Aim → Scan the material for the word "this", and copy each line where it shows up.

•••

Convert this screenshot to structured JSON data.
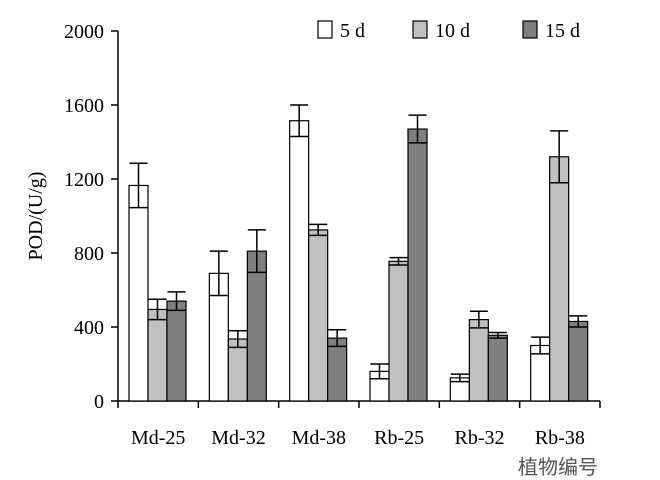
{
  "chart_data": {
    "type": "bar",
    "title": "",
    "xlabel": "植物编号",
    "ylabel": "POD/(U/g)",
    "ylim": [
      0,
      2000
    ],
    "yticks": [
      0,
      400,
      800,
      1200,
      1600,
      2000
    ],
    "categories": [
      "Md-25",
      "Md-32",
      "Md-38",
      "Rb-25",
      "Rb-32",
      "Rb-38"
    ],
    "series": [
      {
        "name": "5 d",
        "color": "#ffffff",
        "values": [
          1165,
          690,
          1515,
          160,
          125,
          300
        ],
        "errors": [
          120,
          120,
          85,
          40,
          20,
          45
        ]
      },
      {
        "name": "10 d",
        "color": "#c0c0c0",
        "values": [
          495,
          335,
          925,
          755,
          440,
          1320
        ],
        "errors": [
          55,
          45,
          30,
          20,
          45,
          140
        ]
      },
      {
        "name": "15 d",
        "color": "#7f7f7f",
        "values": [
          540,
          810,
          340,
          1470,
          355,
          430
        ],
        "errors": [
          50,
          115,
          45,
          75,
          15,
          30
        ]
      }
    ],
    "legend_position": "top-right",
    "grid": false
  }
}
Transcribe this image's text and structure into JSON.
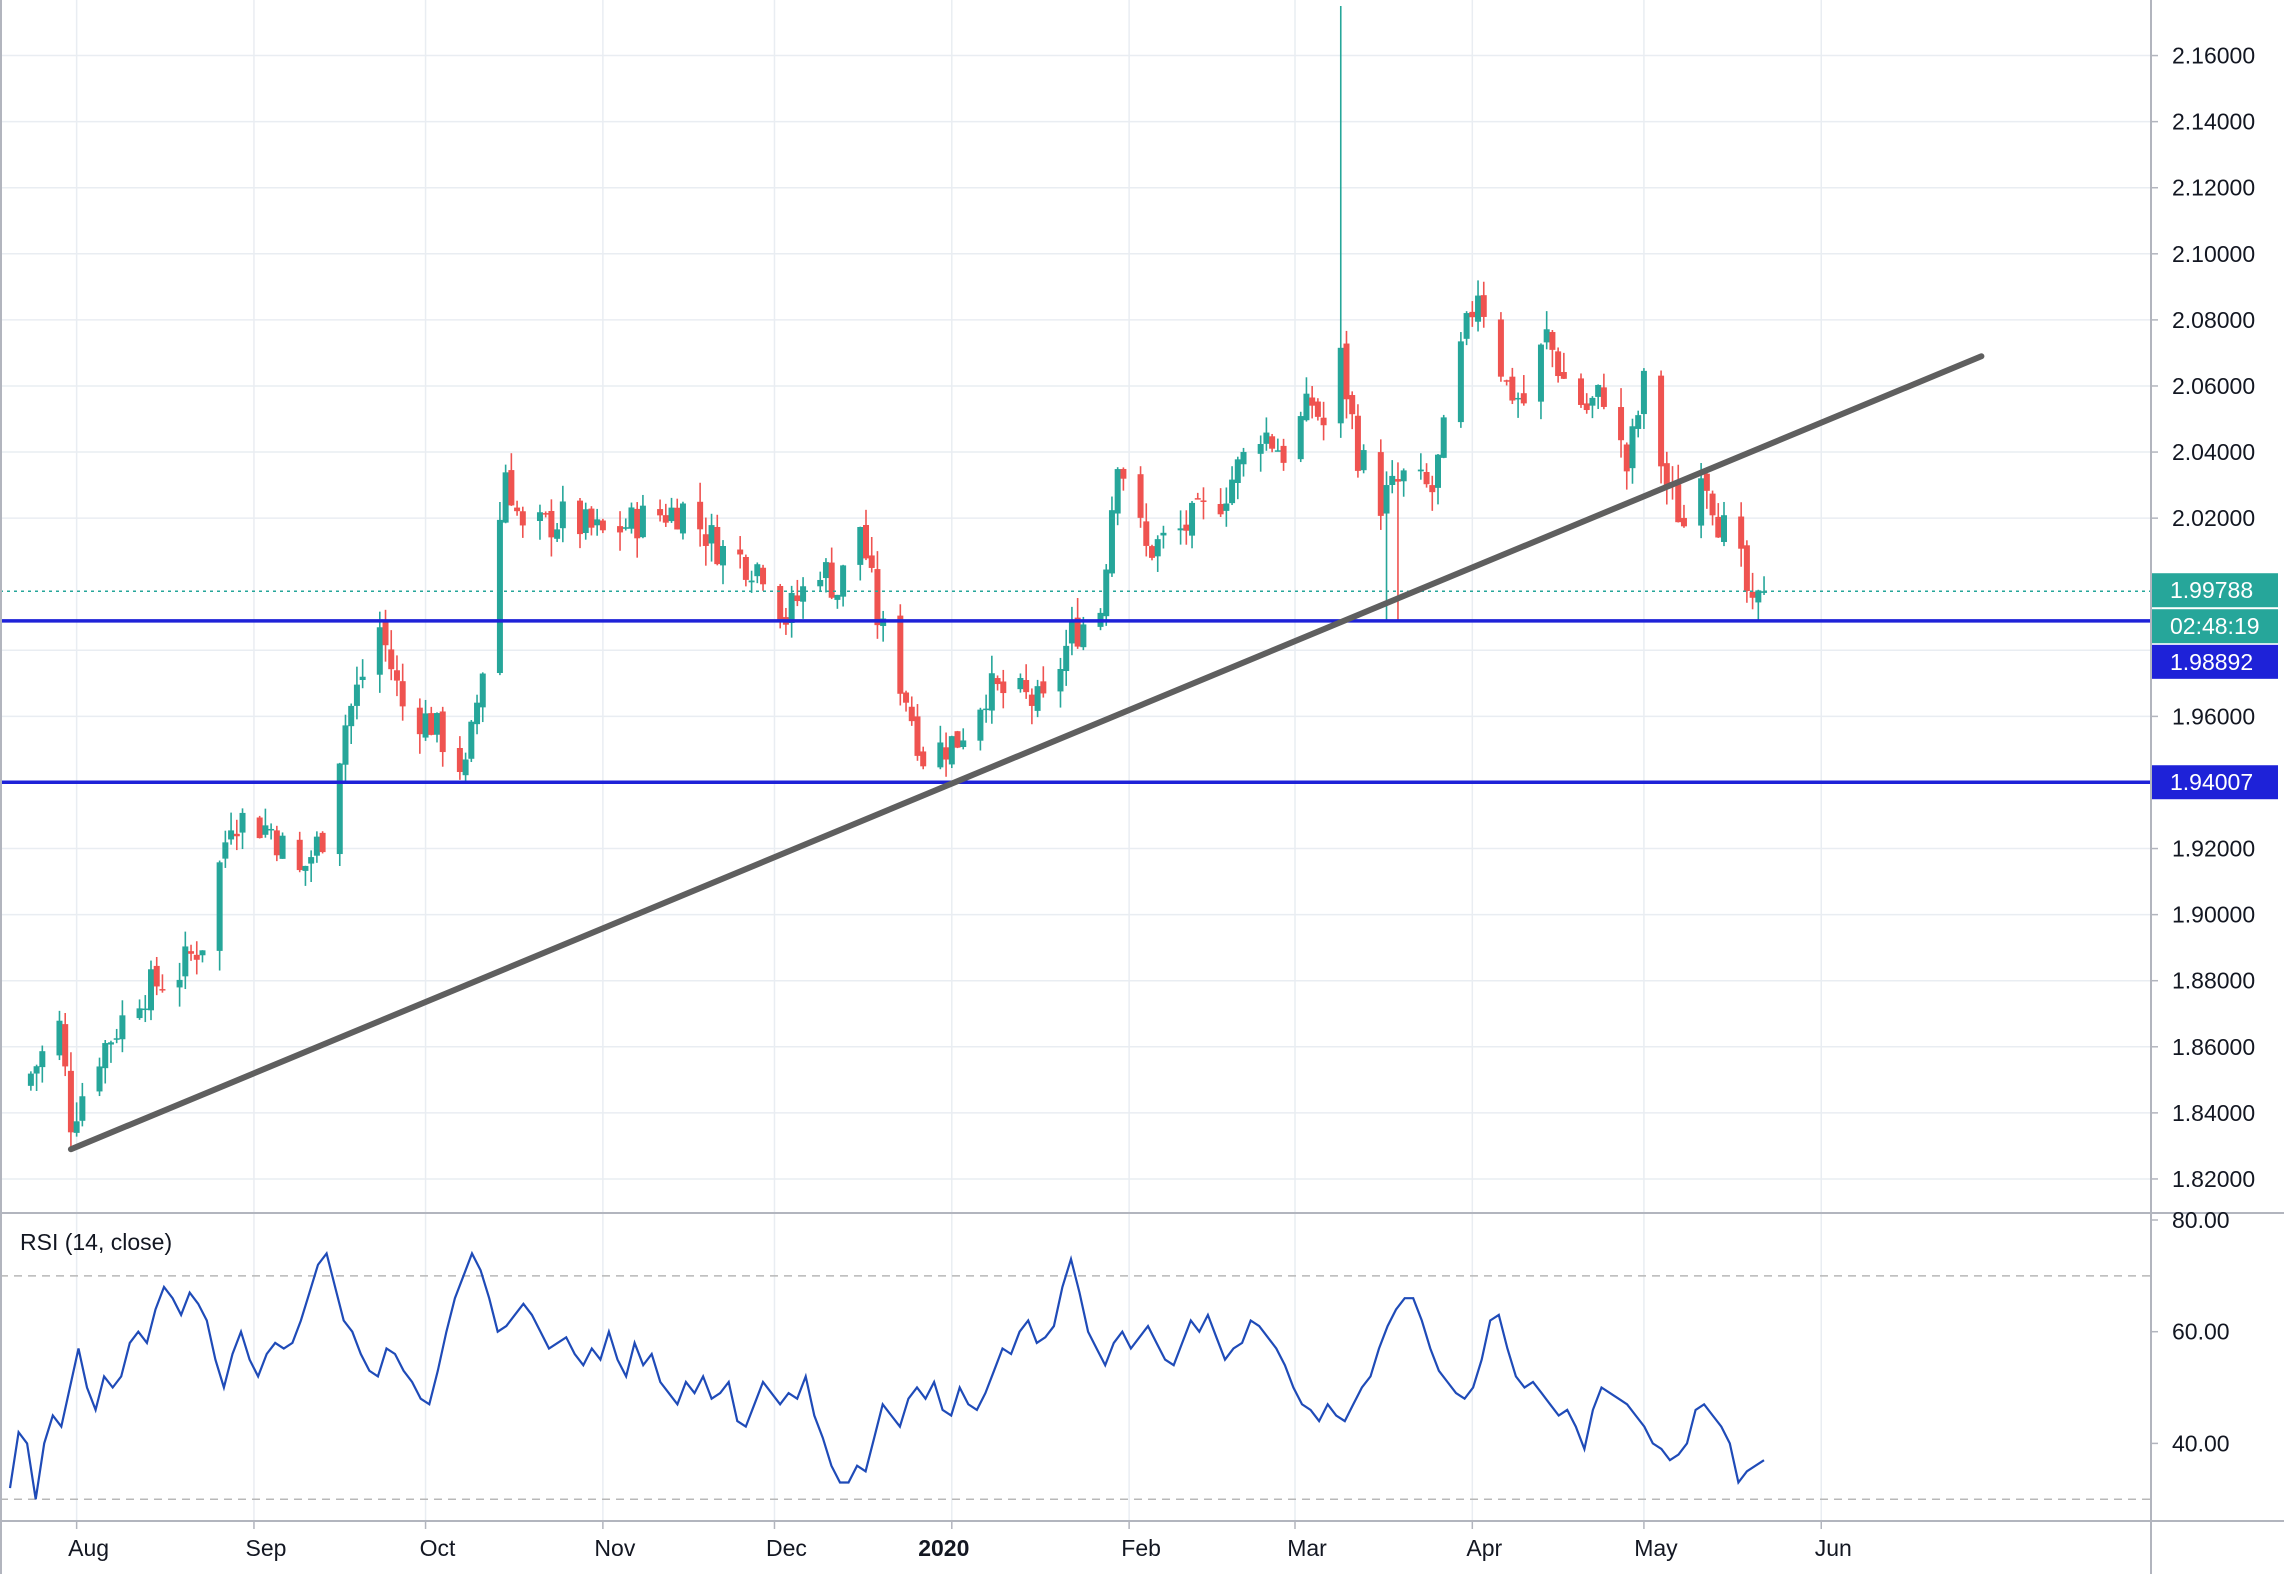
{
  "colors": {
    "up": "#26a69a",
    "down": "#ef5350",
    "grid": "#e9edf2",
    "support_line": "#1e22d8",
    "trendline": "#5f5f5f",
    "rsi_line": "#1f4bb8",
    "rsi_band": "#b8b8b8",
    "axis_text": "#131722",
    "last_price_bg": "#26a69a",
    "current_price_line": "#26a69a"
  },
  "chart_data": [
    {
      "type": "candlestick",
      "title": "",
      "x_axis": {
        "tick_labels": [
          "Aug",
          "Sep",
          "Oct",
          "Nov",
          "Dec",
          "2020",
          "Feb",
          "Mar",
          "Apr",
          "May",
          "Jun"
        ],
        "bold_labels": [
          "2020"
        ]
      },
      "y_axis": {
        "range": [
          1.81,
          2.175
        ],
        "tick_labels": [
          "2.16000",
          "2.14000",
          "2.12000",
          "2.10000",
          "2.08000",
          "2.06000",
          "2.04000",
          "2.02000",
          "1.96000",
          "1.92000",
          "1.90000",
          "1.88000",
          "1.86000",
          "1.84000",
          "1.82000"
        ],
        "tick_values": [
          2.16,
          2.14,
          2.12,
          2.1,
          2.08,
          2.06,
          2.04,
          2.02,
          1.96,
          1.92,
          1.9,
          1.88,
          1.86,
          1.84,
          1.82
        ],
        "grid": true
      },
      "price_labels": {
        "last_price": "1.99788",
        "countdown": "02:48:19",
        "level_1": "1.98892",
        "level_2": "1.94007"
      },
      "horizontal_levels": [
        1.98892,
        1.94007
      ],
      "current_price": 1.99788,
      "trendline": {
        "start": {
          "date": "2019-07-31",
          "value": 1.829
        },
        "end": {
          "date": "2020-06-29",
          "value": 2.069
        }
      },
      "ohlc_daily": {
        "start_date": "2019-07-24",
        "end_date": "2020-05-22",
        "note_anchor_closes": [
          [
            "2019-07-24",
            1.852
          ],
          [
            "2019-07-29",
            1.866
          ],
          [
            "2019-07-31",
            1.838
          ],
          [
            "2019-08-05",
            1.858
          ],
          [
            "2019-08-12",
            1.876
          ],
          [
            "2019-08-19",
            1.883
          ],
          [
            "2019-08-23",
            1.892
          ],
          [
            "2019-08-28",
            1.93
          ],
          [
            "2019-09-04",
            1.926
          ],
          [
            "2019-09-09",
            1.912
          ],
          [
            "2019-09-13",
            1.924
          ],
          [
            "2019-09-17",
            1.958
          ],
          [
            "2019-09-23",
            1.987
          ],
          [
            "2019-09-27",
            1.963
          ],
          [
            "2019-10-02",
            1.958
          ],
          [
            "2019-10-08",
            1.943
          ],
          [
            "2019-10-11",
            1.975
          ],
          [
            "2019-10-15",
            2.035
          ],
          [
            "2019-10-18",
            2.015
          ],
          [
            "2019-10-25",
            2.02
          ],
          [
            "2019-11-01",
            2.015
          ],
          [
            "2019-11-08",
            2.02
          ],
          [
            "2019-11-15",
            2.023
          ],
          [
            "2019-11-22",
            2.01
          ],
          [
            "2019-11-29",
            2.005
          ],
          [
            "2019-12-03",
            1.99
          ],
          [
            "2019-12-09",
            2.006
          ],
          [
            "2019-12-12",
            1.998
          ],
          [
            "2019-12-16",
            2.018
          ],
          [
            "2019-12-19",
            1.99
          ],
          [
            "2019-12-24",
            1.966
          ],
          [
            "2019-12-27",
            1.948
          ],
          [
            "2020-01-02",
            1.953
          ],
          [
            "2020-01-07",
            1.968
          ],
          [
            "2020-01-13",
            1.966
          ],
          [
            "2020-01-17",
            1.963
          ],
          [
            "2020-01-22",
            1.985
          ],
          [
            "2020-01-27",
            1.993
          ],
          [
            "2020-01-30",
            2.04
          ],
          [
            "2020-02-04",
            2.01
          ],
          [
            "2020-02-10",
            2.016
          ],
          [
            "2020-02-17",
            2.026
          ],
          [
            "2020-02-24",
            2.047
          ],
          [
            "2020-02-28",
            2.04
          ],
          [
            "2020-03-04",
            2.055
          ],
          [
            "2020-03-06",
            2.048
          ],
          [
            "2020-03-09",
            2.068
          ],
          [
            "2020-03-12",
            2.04
          ],
          [
            "2020-03-16",
            2.025
          ],
          [
            "2020-03-20",
            2.032
          ],
          [
            "2020-03-25",
            2.028
          ],
          [
            "2020-03-30",
            2.07
          ],
          [
            "2020-04-02",
            2.09
          ],
          [
            "2020-04-07",
            2.06
          ],
          [
            "2020-04-10",
            2.055
          ],
          [
            "2020-04-14",
            2.075
          ],
          [
            "2020-04-17",
            2.062
          ],
          [
            "2020-04-21",
            2.053
          ],
          [
            "2020-04-24",
            2.058
          ],
          [
            "2020-04-28",
            2.035
          ],
          [
            "2020-05-01",
            2.06
          ],
          [
            "2020-05-05",
            2.03
          ],
          [
            "2020-05-08",
            2.018
          ],
          [
            "2020-05-11",
            2.038
          ],
          [
            "2020-05-14",
            2.02
          ],
          [
            "2020-05-18",
            2.005
          ],
          [
            "2020-05-20",
            1.99
          ],
          [
            "2020-05-22",
            1.99788
          ]
        ]
      }
    },
    {
      "type": "line",
      "title": "RSI (14, close)",
      "y_axis": {
        "range": [
          27,
          80
        ],
        "tick_labels": [
          "80.00",
          "60.00",
          "40.00"
        ],
        "tick_values": [
          80,
          60,
          40
        ]
      },
      "bands": [
        70,
        30
      ],
      "series": [
        {
          "values": [
            32,
            42,
            40,
            30,
            40,
            45,
            43,
            50,
            57,
            50,
            46,
            52,
            50,
            52,
            58,
            60,
            58,
            64,
            68,
            66,
            63,
            67,
            65,
            62,
            55,
            50,
            56,
            60,
            55,
            52,
            56,
            58,
            57,
            58,
            62,
            67,
            72,
            74,
            68,
            62,
            60,
            56,
            53,
            52,
            57,
            56,
            53,
            51,
            48,
            47,
            53,
            60,
            66,
            70,
            74,
            71,
            66,
            60,
            61,
            63,
            65,
            63,
            60,
            57,
            58,
            59,
            56,
            54,
            57,
            55,
            60,
            55,
            52,
            58,
            54,
            56,
            51,
            49,
            47,
            51,
            49,
            52,
            48,
            49,
            51,
            44,
            43,
            47,
            51,
            49,
            47,
            49,
            48,
            52,
            45,
            41,
            36,
            33,
            33,
            36,
            35,
            41,
            47,
            45,
            43,
            48,
            50,
            48,
            51,
            46,
            45,
            50,
            47,
            46,
            49,
            53,
            57,
            56,
            60,
            62,
            58,
            59,
            61,
            68,
            73,
            67,
            60,
            57,
            54,
            58,
            60,
            57,
            59,
            61,
            58,
            55,
            54,
            58,
            62,
            60,
            63,
            59,
            55,
            57,
            58,
            62,
            61,
            59,
            57,
            54,
            50,
            47,
            46,
            44,
            47,
            45,
            44,
            47,
            50,
            52,
            57,
            61,
            64,
            66,
            66,
            62,
            57,
            53,
            51,
            49,
            48,
            50,
            55,
            62,
            63,
            57,
            52,
            50,
            51,
            49,
            47,
            45,
            46,
            43,
            39,
            46,
            50,
            49,
            48,
            47,
            45,
            43,
            40,
            39,
            37,
            38,
            40,
            46,
            47,
            45,
            43,
            40,
            33,
            35,
            36,
            37
          ]
        }
      ]
    }
  ]
}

•••

The response →
Convert this screenshot to structured JSON data.
Transcribe this image's text and structure into JSON.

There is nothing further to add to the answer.